*** The data ***

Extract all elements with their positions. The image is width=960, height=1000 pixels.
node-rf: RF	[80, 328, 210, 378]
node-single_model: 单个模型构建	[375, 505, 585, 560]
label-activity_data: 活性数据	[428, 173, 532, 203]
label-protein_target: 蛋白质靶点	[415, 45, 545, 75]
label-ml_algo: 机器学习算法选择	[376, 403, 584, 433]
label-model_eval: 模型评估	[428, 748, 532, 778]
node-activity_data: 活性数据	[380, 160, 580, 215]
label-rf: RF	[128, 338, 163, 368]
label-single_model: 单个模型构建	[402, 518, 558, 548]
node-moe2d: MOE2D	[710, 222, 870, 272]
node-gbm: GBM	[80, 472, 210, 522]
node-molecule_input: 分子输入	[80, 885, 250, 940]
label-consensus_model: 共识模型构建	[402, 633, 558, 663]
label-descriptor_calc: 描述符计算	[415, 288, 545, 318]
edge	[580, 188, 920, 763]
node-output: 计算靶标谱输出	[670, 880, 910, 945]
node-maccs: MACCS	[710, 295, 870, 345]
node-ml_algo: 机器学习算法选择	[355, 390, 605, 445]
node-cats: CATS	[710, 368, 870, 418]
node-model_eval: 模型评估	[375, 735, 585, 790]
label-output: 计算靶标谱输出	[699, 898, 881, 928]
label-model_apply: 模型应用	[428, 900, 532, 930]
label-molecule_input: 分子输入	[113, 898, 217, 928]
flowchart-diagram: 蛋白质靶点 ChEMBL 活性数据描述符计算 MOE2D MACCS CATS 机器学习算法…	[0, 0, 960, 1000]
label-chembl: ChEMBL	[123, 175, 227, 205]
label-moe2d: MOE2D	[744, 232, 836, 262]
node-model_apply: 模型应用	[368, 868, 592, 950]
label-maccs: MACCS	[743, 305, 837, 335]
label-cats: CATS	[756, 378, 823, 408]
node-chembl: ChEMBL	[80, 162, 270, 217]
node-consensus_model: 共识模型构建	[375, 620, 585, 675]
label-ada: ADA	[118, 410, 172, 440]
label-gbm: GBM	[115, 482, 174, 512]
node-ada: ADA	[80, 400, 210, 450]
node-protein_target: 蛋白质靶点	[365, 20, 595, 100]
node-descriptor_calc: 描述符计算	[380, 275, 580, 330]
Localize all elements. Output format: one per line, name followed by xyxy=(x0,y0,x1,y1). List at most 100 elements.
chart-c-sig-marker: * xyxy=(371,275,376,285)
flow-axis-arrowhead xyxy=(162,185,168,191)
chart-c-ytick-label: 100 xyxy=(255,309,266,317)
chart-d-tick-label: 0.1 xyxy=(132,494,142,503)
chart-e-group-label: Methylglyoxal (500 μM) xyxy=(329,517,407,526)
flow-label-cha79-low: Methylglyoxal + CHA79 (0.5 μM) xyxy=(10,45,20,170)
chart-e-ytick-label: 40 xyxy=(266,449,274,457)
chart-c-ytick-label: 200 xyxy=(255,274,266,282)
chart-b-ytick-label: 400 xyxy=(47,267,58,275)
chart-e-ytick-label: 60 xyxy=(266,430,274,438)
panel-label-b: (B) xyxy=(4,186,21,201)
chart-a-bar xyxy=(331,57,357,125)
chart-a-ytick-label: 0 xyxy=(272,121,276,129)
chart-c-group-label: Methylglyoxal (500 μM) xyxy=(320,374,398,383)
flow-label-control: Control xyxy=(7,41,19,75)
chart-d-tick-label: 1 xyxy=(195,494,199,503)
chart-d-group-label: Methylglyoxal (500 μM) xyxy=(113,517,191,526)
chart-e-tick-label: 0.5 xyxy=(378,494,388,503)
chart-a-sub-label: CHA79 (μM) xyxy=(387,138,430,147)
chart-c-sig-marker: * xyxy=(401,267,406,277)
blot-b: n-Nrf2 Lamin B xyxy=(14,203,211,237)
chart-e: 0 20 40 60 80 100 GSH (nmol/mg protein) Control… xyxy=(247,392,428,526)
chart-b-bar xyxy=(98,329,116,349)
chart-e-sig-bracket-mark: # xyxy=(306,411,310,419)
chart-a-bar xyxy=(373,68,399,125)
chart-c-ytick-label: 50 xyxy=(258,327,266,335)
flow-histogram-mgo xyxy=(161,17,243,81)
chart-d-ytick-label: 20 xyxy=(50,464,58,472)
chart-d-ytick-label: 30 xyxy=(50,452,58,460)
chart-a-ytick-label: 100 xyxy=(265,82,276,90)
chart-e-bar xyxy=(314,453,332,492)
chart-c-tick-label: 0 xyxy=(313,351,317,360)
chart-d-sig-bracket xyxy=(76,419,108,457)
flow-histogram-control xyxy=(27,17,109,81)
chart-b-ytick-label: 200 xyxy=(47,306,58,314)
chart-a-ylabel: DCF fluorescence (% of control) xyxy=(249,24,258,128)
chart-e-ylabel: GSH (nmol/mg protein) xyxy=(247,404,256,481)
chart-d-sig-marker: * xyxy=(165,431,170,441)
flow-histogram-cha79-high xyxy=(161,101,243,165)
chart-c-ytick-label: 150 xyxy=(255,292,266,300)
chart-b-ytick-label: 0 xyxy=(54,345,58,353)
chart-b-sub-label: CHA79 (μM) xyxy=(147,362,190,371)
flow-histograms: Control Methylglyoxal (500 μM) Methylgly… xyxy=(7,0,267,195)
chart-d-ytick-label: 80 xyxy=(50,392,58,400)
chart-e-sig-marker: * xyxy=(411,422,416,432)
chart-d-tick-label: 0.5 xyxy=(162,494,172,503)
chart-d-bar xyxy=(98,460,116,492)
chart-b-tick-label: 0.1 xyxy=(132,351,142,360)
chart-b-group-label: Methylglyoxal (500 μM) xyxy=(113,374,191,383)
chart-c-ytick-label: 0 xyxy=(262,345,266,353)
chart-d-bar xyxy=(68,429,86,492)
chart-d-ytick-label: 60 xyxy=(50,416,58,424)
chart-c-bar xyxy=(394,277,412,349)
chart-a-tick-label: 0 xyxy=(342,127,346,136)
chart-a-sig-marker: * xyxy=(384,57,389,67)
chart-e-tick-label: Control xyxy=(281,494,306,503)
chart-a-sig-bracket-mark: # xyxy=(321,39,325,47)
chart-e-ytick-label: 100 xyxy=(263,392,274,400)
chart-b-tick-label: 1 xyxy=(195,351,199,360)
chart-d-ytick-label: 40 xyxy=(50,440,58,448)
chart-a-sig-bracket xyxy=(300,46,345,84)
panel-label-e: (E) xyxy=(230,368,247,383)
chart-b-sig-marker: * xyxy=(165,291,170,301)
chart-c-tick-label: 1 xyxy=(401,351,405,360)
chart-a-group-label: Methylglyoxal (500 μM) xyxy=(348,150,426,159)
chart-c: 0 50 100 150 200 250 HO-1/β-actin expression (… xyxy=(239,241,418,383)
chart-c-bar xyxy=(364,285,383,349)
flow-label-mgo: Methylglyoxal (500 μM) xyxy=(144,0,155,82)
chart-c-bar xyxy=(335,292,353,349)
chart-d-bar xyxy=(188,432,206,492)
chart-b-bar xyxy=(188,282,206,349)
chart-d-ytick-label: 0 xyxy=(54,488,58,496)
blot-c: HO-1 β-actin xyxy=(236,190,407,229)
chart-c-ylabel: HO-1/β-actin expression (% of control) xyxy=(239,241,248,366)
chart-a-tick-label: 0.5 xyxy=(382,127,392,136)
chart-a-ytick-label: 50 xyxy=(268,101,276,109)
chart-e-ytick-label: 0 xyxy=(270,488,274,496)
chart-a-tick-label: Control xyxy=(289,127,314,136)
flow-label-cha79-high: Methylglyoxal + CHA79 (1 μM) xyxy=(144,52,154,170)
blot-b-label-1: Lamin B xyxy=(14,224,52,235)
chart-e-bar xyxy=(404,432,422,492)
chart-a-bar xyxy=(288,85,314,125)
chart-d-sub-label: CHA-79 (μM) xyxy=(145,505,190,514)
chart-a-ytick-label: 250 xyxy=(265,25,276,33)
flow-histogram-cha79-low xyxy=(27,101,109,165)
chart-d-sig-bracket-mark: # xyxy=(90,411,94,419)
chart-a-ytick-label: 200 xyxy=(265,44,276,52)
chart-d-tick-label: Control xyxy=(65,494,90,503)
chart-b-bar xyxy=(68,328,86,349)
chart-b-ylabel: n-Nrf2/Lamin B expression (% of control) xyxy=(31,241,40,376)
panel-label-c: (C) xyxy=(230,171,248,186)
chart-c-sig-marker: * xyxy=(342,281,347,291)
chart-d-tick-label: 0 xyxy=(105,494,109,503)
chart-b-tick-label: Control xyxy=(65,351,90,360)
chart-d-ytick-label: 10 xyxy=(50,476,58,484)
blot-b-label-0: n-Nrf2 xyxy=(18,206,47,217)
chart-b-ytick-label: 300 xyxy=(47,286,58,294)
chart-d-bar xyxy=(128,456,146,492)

***

What to produce: Work through the records line by line and tally those holding "Lamin". Reply with the number alone.

Answer box: 3